EXERCISE PROMPT:
Your task is to give the data again, exactly, with every line intact.
==*==
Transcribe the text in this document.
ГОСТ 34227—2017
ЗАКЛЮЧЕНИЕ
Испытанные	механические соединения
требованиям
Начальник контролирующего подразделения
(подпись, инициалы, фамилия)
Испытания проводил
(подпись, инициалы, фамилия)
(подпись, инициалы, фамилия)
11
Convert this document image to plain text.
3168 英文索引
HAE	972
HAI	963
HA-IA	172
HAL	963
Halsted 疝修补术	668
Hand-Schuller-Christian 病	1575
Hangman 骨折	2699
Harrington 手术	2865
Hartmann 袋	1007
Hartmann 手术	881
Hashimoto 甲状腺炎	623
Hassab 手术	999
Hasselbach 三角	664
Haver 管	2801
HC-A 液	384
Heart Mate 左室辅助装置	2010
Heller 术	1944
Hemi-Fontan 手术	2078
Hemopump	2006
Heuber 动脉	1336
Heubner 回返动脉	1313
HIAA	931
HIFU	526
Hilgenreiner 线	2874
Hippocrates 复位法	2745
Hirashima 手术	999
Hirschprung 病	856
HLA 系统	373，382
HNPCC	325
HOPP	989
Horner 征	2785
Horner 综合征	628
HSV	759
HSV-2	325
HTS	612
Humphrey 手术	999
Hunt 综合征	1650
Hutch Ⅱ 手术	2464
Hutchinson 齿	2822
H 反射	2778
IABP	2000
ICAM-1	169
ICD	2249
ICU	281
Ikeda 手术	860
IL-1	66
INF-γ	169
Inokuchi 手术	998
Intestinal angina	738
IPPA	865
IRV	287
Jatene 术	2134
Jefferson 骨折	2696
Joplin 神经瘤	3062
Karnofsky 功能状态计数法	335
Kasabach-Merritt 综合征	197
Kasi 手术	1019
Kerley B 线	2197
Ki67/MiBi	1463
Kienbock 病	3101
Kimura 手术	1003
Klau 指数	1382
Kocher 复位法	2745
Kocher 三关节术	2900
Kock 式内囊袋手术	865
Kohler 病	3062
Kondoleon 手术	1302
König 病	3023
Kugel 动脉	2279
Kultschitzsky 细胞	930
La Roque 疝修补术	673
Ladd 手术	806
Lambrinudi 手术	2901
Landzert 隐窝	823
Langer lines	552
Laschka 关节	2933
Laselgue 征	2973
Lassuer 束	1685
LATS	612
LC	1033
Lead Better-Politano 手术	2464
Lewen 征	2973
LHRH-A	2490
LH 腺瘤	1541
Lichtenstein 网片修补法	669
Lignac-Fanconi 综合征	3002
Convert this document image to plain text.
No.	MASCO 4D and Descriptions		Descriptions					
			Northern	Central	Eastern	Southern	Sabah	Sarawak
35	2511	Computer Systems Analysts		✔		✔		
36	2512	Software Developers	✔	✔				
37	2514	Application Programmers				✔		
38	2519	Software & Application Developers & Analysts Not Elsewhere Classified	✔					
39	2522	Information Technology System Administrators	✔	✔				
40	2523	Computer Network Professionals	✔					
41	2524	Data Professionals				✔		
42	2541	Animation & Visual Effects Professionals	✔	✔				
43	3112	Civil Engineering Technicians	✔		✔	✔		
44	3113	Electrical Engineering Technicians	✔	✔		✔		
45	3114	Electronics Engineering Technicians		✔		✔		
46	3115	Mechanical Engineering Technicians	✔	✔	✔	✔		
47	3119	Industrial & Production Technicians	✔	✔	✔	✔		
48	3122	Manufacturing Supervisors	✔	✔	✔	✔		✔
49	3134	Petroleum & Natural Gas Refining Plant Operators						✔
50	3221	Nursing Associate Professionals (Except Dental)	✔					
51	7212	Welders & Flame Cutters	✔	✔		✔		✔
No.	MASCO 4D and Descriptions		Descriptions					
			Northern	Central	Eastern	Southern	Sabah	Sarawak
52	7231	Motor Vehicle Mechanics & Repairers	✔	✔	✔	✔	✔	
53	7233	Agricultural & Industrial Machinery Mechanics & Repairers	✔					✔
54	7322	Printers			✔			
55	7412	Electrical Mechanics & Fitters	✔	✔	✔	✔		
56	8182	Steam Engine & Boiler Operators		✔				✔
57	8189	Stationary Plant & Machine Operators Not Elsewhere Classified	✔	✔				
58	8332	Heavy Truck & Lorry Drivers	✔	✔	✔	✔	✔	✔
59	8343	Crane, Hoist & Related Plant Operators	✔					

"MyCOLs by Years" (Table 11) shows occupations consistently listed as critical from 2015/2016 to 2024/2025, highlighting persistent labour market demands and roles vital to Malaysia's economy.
==*==
EXPECTED OUTPUT:
Transcribe the text in this document.
ГОСТ 34227—2017
ЗАКЛЮЧЕНИЕ
Испытанные	механические соединения
требованиям
Начальник контролирующего подразделения
(подпись, инициалы, фамилия)
Испытания проводил
(подпись, инициалы, фамилия)
(подпись, инициалы, фамилия)
11
Convert this document image to plain text.
3168 英文索引
HAE	972
HAI	963
HA-IA	172
HAL	963
Halsted 疝修补术	668
Hand-Schuller-Christian 病	1575
Hangman 骨折	2699
Harrington 手术	2865
Hartmann 袋	1007
Hartmann 手术	881
Hashimoto 甲状腺炎	623
Hassab 手术	999
Hasselbach 三角	664
Haver 管	2801
HC-A 液	384
Heart Mate 左室辅助装置	2010
Heller 术	1944
Hemi-Fontan 手术	2078
Hemopump	2006
Heuber 动脉	1336
Heubner 回返动脉	1313
HIAA	931
HIFU	526
Hilgenreiner 线	2874
Hippocrates 复位法	2745
Hirashima 手术	999
Hirschprung 病	856
HLA 系统	373，382
HNPCC	325
HOPP	989
Horner 征	2785
Horner 综合征	628
HSV	759
HSV-2	325
HTS	612
Humphrey 手术	999
Hunt 综合征	1650
Hutch Ⅱ 手术	2464
Hutchinson 齿	2822
H 反射	2778
IABP	2000
ICAM-1	169
ICD	2249
ICU	281
Ikeda 手术	860
IL-1	66
INF-γ	169
Inokuchi 手术	998
Intestinal angina	738
IPPA	865
IRV	287
Jatene 术	2134
Jefferson 骨折	2696
Joplin 神经瘤	3062
Karnofsky 功能状态计数法	335
Kasabach-Merritt 综合征	197
Kasi 手术	1019
Kerley B 线	2197
Ki67/MiBi	1463
Kienbock 病	3101
Kimura 手术	1003
Klau 指数	1382
Kocher 复位法	2745
Kocher 三关节术	2900
Kock 式内囊袋手术	865
Kohler 病	3062
Kondoleon 手术	1302
König 病	3023
Kugel 动脉	2279
Kultschitzsky 细胞	930
La Roque 疝修补术	673
Ladd 手术	806
Lambrinudi 手术	2901
Landzert 隐窝	823
Langer lines	552
Laschka 关节	2933
Laselgue 征	2973
Lassuer 束	1685
LATS	612
LC	1033
Lead Better-Politano 手术	2464
Lewen 征	2973
LHRH-A	2490
LH 腺瘤	1541
Lichtenstein 网片修补法	669
Lignac-Fanconi 综合征	3002
Convert this document image to plain text.
No.	MASCO 4D and Descriptions		Descriptions					
			Northern	Central	Eastern	Southern	Sabah	Sarawak
35	2511	Computer Systems Analysts		✔		✔		
36	2512	Software Developers	✔	✔				
37	2514	Application Programmers				✔		
38	2519	Software & Application Developers & Analysts Not Elsewhere Classified	✔					
39	2522	Information Technology System Administrators	✔	✔				
40	2523	Computer Network Professionals	✔					
41	2524	Data Professionals				✔		
42	2541	Animation & Visual Effects Professionals	✔	✔				
43	3112	Civil Engineering Technicians	✔		✔	✔		
44	3113	Electrical Engineering Technicians	✔	✔		✔		
45	3114	Electronics Engineering Technicians		✔		✔		
46	3115	Mechanical Engineering Technicians	✔	✔	✔	✔		
47	3119	Industrial & Production Technicians	✔	✔	✔	✔		
48	3122	Manufacturing Supervisors	✔	✔	✔	✔		✔
49	3134	Petroleum & Natural Gas Refining Plant Operators						✔
50	3221	Nursing Associate Professionals (Except Dental)	✔					
51	7212	Welders & Flame Cutters	✔	✔		✔		✔
No.	MASCO 4D and Descriptions		Descriptions					
			Northern	Central	Eastern	Southern	Sabah	Sarawak
52	7231	Motor Vehicle Mechanics & Repairers	✔	✔	✔	✔	✔	
53	7233	Agricultural & Industrial Machinery Mechanics & Repairers	✔					✔
54	7322	Printers			✔			
55	7412	Electrical Mechanics & Fitters	✔	✔	✔	✔		
56	8182	Steam Engine & Boiler Operators		✔				✔
57	8189	Stationary Plant & Machine Operators Not Elsewhere Classified	✔	✔				
58	8332	Heavy Truck & Lorry Drivers	✔	✔	✔	✔	✔	✔
59	8343	Crane, Hoist & Related Plant Operators	✔					

"MyCOLs by Years" (Table 11) shows occupations consistently listed as critical from 2015/2016 to 2024/2025, highlighting persistent labour market demands and roles vital to Malaysia's economy.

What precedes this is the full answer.